Data extracted from a collection:
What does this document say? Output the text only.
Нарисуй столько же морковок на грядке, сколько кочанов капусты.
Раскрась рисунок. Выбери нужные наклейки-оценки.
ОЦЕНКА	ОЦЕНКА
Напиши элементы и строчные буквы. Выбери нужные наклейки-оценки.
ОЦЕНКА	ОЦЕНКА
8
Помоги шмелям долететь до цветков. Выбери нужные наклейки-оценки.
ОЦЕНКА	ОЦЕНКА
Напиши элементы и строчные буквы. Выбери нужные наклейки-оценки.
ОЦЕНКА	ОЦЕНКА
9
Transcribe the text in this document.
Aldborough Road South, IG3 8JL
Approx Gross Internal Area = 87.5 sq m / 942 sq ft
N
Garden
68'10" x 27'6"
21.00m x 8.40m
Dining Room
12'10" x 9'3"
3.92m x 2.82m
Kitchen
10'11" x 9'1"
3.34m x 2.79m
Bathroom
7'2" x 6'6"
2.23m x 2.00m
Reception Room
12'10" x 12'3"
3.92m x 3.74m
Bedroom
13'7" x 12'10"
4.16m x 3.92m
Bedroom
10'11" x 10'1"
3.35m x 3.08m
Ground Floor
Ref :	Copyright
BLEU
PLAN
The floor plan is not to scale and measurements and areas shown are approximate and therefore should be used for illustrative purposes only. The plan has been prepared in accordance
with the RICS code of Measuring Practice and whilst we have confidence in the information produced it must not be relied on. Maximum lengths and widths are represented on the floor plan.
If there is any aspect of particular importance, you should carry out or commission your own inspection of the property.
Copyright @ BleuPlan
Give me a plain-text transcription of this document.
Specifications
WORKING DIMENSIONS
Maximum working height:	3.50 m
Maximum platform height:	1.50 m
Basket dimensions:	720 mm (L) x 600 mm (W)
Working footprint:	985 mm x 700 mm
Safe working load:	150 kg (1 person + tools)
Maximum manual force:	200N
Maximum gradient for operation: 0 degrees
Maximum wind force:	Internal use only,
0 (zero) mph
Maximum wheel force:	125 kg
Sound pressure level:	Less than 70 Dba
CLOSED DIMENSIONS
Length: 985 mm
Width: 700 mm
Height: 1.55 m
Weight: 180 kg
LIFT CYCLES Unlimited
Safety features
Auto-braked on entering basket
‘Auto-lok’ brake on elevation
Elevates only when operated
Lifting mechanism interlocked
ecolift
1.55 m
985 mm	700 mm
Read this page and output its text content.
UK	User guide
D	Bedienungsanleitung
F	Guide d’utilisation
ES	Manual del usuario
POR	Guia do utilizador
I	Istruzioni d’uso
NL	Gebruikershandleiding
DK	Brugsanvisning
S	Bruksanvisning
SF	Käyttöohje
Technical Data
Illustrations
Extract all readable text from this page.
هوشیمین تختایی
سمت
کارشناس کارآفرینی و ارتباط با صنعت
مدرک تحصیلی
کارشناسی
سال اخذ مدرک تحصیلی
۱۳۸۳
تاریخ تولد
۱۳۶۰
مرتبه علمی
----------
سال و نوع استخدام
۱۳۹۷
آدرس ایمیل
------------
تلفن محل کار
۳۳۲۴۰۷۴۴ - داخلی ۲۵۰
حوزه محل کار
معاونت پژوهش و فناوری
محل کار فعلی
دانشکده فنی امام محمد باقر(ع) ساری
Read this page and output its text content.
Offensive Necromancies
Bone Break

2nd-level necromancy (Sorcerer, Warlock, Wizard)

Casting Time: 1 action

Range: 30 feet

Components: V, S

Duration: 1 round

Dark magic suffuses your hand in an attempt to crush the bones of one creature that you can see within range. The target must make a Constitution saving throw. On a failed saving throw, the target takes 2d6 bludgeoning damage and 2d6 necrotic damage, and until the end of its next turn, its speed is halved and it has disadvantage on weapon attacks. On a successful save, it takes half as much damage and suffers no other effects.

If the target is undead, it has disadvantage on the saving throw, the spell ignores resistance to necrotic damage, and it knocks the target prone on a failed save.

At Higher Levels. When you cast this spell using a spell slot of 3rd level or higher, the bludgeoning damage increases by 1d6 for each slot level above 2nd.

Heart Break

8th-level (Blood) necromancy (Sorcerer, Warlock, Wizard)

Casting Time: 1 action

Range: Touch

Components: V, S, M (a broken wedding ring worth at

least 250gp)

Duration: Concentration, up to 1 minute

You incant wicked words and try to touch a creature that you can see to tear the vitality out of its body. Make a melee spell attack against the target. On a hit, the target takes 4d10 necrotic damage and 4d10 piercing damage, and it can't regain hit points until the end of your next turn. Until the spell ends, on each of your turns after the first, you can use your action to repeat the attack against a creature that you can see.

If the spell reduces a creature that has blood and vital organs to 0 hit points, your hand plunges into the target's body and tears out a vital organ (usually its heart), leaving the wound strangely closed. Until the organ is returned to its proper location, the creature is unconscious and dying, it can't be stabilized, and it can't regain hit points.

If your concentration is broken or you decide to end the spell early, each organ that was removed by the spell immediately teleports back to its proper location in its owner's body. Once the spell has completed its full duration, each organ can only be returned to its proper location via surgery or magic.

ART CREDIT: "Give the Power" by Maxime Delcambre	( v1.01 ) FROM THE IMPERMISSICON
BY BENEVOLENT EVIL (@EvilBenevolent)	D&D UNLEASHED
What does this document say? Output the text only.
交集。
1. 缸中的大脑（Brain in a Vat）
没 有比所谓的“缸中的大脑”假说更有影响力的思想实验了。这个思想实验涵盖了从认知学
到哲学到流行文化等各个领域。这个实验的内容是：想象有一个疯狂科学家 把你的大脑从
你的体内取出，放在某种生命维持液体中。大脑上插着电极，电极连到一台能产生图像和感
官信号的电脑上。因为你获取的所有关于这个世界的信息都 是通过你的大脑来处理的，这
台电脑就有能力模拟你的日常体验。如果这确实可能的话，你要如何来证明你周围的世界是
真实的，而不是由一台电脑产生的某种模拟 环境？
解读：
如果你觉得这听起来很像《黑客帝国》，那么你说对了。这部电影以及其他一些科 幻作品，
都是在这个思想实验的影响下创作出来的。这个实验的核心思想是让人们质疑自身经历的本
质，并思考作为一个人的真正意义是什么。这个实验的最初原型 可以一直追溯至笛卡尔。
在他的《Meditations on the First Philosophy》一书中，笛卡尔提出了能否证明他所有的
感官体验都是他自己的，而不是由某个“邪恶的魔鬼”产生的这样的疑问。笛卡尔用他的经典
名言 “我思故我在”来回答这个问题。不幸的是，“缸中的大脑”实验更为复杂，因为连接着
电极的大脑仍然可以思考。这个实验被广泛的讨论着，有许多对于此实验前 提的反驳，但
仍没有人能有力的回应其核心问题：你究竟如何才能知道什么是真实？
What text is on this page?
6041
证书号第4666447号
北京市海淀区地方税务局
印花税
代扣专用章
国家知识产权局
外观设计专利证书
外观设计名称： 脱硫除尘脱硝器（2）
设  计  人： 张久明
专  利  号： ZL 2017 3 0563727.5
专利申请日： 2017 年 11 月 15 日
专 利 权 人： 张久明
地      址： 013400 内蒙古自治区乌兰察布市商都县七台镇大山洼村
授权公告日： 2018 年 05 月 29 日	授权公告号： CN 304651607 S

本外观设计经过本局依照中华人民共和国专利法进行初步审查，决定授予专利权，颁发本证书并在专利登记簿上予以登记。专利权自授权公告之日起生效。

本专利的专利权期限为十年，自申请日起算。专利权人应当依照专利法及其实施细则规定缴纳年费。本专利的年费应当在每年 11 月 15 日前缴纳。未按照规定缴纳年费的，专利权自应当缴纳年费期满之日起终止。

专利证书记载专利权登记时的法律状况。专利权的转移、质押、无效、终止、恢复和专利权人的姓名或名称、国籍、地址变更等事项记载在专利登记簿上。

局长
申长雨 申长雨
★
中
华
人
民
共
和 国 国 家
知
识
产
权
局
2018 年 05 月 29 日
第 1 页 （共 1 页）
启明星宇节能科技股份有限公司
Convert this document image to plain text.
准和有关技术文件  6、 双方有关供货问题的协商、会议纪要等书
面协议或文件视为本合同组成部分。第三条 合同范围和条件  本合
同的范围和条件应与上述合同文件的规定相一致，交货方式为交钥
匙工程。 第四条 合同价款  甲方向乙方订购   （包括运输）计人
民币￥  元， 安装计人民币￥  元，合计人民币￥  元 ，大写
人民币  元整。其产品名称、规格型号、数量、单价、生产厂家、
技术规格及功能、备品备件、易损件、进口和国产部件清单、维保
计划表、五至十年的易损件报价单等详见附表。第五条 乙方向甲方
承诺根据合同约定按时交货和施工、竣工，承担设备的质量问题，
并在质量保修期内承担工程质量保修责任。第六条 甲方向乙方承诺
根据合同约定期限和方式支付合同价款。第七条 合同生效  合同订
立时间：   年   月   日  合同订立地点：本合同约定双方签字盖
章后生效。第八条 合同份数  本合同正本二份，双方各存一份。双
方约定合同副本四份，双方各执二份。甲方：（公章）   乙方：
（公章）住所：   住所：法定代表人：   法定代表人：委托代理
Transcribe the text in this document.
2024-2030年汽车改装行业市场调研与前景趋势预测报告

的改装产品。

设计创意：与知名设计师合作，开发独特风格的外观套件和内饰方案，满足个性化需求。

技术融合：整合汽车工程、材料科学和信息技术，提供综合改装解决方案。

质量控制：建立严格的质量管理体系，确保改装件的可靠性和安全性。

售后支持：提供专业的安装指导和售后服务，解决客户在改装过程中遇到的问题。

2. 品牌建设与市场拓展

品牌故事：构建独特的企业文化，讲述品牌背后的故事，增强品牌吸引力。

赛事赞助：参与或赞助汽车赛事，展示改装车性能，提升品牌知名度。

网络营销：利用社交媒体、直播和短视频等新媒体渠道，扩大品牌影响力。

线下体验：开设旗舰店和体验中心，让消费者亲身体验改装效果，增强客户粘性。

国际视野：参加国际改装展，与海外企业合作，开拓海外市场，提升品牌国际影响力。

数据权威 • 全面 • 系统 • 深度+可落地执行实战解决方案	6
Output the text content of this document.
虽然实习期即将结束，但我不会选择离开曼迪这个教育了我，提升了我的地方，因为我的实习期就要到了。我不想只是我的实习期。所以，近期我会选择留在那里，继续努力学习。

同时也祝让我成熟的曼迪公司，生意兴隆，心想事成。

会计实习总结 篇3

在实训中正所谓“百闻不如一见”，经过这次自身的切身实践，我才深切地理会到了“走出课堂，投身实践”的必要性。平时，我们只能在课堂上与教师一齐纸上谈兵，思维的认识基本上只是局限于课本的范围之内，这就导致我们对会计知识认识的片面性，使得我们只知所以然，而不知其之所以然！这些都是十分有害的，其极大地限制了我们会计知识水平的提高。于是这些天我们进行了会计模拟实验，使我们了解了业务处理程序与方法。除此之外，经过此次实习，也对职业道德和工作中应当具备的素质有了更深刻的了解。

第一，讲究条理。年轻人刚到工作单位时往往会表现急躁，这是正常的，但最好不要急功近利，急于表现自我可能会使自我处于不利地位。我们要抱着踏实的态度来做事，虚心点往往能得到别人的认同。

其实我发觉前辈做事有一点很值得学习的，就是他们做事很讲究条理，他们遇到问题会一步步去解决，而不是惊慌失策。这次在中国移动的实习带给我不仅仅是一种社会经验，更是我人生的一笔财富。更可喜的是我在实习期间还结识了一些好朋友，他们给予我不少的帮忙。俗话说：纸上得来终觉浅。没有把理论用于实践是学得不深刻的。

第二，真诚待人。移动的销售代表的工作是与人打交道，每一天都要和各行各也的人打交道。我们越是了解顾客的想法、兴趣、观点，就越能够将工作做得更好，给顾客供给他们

### Task
How many lines in the data contain the string "text"? Respond with the number only.

### Task answer
11